# [TASK PROMPT]
Pick out the lines below that include the string "substancji".

** Begin **

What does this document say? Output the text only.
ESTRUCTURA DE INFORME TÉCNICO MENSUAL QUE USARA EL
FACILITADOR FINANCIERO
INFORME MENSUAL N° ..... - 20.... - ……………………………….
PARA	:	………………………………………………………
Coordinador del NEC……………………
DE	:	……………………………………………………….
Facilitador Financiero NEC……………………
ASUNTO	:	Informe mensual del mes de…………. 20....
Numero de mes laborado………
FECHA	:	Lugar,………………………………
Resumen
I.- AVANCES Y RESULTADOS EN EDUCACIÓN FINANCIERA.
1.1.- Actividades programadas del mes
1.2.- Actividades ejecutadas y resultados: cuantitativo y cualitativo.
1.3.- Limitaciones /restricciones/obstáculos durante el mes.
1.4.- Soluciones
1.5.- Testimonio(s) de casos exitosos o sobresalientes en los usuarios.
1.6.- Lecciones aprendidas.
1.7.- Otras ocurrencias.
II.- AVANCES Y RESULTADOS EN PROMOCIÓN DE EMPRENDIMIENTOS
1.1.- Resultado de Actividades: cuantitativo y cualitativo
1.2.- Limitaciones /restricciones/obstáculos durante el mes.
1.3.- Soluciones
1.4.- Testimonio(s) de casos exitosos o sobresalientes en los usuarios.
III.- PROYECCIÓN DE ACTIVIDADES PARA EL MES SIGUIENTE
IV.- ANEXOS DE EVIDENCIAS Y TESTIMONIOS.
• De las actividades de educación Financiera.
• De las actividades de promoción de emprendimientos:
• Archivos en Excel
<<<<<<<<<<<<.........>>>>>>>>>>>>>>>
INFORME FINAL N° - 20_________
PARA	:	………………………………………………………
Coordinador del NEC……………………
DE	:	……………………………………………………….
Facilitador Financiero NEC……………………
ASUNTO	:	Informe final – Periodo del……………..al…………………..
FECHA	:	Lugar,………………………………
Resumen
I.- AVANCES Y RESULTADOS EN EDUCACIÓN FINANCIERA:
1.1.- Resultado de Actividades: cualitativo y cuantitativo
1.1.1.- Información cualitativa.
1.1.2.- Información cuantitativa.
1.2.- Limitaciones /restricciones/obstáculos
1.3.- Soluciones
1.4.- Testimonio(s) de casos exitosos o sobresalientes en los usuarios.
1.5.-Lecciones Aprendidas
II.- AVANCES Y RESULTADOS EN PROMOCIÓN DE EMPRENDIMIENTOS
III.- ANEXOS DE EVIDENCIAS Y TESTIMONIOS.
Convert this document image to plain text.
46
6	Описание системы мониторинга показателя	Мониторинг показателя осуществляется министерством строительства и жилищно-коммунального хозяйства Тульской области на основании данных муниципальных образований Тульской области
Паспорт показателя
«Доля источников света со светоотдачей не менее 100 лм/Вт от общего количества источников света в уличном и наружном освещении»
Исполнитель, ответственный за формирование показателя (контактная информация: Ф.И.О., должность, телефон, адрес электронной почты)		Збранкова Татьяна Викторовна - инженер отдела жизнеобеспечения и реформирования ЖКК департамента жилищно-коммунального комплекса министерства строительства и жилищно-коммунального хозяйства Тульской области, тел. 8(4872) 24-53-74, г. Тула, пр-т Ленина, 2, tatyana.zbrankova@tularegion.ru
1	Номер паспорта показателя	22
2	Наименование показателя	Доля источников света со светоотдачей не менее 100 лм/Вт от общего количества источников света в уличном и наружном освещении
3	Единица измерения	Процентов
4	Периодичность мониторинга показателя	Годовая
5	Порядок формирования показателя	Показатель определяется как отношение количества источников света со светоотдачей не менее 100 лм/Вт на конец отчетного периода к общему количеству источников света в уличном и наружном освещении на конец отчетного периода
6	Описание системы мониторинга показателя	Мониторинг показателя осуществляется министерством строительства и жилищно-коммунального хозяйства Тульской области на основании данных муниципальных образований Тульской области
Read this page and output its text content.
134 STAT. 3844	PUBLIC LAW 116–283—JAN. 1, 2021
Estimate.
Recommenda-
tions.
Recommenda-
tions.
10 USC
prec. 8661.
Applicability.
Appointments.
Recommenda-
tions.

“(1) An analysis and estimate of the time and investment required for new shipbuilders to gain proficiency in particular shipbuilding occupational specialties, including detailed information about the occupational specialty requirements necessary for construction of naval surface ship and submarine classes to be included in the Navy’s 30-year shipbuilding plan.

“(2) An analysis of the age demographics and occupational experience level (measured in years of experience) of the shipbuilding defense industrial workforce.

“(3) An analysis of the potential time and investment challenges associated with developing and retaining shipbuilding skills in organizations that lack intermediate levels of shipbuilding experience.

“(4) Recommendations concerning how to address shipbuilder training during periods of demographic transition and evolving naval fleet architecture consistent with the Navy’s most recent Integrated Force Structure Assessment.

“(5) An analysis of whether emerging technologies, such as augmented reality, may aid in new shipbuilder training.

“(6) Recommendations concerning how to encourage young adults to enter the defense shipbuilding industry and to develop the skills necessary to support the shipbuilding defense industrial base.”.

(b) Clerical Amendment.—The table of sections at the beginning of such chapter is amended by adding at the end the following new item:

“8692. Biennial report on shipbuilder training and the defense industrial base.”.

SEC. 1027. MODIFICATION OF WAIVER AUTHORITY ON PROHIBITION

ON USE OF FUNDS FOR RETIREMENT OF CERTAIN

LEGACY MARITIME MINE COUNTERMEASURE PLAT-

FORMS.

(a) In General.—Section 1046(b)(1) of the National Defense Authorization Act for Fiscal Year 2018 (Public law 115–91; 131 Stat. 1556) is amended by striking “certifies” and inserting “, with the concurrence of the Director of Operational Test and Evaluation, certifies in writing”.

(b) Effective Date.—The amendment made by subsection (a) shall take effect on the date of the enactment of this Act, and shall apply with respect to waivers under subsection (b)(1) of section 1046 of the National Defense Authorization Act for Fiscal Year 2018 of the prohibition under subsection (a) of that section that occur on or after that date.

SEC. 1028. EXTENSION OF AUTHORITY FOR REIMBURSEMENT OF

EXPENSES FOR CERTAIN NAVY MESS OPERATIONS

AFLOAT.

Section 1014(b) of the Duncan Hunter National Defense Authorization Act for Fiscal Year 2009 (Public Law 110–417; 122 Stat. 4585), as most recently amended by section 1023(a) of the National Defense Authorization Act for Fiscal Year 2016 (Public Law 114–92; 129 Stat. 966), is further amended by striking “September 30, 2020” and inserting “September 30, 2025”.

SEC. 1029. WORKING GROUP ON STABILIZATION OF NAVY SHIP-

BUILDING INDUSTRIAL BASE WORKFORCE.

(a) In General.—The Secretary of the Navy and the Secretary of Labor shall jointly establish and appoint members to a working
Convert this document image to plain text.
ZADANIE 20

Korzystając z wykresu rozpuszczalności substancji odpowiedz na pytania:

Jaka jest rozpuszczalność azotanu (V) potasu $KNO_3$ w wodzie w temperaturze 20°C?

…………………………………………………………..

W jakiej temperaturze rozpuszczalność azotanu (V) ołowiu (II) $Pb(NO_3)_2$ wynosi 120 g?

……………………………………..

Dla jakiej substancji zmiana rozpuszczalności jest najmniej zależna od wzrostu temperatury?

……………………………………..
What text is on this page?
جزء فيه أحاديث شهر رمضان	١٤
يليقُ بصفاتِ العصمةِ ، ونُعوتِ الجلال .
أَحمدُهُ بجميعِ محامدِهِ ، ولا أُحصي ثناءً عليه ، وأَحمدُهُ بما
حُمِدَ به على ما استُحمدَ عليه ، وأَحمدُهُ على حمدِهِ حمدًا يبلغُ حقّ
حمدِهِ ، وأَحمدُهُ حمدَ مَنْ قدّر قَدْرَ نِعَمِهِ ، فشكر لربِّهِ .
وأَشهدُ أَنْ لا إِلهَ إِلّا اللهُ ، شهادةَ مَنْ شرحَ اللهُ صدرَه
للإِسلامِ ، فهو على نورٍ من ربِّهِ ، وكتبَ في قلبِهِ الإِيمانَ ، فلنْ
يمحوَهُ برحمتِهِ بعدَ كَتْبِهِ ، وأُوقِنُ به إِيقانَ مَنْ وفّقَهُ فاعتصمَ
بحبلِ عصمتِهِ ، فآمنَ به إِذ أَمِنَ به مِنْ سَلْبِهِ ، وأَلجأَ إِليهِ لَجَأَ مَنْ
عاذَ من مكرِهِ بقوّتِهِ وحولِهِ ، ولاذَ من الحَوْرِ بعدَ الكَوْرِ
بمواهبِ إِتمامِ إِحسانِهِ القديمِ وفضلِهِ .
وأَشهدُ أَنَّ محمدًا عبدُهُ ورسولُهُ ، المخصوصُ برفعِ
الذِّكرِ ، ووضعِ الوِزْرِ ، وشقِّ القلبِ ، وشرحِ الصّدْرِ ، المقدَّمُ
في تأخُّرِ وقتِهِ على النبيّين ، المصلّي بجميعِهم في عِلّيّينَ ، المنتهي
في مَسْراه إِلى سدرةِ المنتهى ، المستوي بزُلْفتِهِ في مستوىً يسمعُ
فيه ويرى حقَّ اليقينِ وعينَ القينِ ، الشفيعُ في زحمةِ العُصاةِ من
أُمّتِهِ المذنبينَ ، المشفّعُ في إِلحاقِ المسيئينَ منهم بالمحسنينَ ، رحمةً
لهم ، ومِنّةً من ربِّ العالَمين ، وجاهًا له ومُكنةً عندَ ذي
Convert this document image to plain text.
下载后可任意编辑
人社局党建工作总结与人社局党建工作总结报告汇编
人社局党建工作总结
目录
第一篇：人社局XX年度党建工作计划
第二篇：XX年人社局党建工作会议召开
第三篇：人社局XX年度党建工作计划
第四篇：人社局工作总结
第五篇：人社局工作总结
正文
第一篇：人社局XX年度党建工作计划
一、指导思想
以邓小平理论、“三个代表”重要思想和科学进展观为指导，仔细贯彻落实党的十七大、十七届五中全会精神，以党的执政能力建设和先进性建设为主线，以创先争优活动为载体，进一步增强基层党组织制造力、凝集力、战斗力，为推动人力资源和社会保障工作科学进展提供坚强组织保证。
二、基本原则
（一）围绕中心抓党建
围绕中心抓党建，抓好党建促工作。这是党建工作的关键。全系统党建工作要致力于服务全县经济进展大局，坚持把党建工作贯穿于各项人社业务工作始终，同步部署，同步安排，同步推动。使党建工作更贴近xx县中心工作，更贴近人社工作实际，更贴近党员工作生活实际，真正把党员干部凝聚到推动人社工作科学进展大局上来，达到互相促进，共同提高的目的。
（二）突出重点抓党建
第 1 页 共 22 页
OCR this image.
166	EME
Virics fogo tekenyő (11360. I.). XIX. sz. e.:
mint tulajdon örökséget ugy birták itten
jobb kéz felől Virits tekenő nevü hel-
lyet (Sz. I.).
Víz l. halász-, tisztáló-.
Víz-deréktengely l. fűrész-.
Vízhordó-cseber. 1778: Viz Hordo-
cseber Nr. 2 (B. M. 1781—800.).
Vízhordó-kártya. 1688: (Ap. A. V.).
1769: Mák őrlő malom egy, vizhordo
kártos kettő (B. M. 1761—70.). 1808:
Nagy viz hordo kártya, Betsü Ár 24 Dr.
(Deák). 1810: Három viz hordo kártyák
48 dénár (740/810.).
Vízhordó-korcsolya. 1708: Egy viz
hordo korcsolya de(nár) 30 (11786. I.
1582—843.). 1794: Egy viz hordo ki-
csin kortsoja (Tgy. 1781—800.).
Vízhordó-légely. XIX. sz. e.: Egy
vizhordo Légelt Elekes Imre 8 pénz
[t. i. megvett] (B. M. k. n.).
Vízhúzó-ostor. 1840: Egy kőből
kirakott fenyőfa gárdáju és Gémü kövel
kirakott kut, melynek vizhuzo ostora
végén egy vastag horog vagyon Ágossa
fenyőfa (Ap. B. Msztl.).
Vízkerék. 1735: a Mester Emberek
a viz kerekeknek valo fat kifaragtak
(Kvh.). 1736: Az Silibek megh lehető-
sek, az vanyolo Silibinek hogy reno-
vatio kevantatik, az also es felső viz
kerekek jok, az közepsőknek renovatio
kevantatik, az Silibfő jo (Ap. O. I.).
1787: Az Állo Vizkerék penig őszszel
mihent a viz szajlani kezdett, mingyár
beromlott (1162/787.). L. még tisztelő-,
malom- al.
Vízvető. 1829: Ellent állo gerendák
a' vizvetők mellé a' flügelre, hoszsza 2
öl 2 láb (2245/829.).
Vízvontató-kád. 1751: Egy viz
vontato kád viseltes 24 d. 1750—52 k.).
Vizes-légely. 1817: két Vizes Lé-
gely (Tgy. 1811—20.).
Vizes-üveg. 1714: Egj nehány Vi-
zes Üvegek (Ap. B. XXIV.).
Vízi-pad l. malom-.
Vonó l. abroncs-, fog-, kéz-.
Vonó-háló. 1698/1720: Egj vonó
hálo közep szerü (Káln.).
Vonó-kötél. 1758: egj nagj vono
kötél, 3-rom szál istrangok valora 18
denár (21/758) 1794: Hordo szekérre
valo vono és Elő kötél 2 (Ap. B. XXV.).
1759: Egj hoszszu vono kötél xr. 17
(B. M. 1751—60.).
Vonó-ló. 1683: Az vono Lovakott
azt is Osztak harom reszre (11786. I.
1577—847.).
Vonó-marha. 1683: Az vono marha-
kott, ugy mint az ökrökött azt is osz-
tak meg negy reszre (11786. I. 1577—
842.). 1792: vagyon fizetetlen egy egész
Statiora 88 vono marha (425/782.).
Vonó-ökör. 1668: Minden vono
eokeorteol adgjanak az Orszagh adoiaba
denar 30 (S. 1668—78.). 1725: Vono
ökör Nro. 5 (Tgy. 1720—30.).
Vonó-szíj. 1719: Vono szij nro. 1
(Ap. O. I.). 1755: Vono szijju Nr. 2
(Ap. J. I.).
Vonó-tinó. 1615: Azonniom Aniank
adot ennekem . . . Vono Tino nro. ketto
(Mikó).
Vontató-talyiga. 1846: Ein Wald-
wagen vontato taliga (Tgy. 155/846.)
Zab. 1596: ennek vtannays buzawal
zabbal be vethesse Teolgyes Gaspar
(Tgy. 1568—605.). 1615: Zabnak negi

** End **

# [SOLUTION BELOW]
Korzystając z wykresu rozpuszczalności substancji odpowiedz na pytania:
Dla jakiej substancji zmiana rozpuszczalności jest najmniej zależna od wzrostu temperatury?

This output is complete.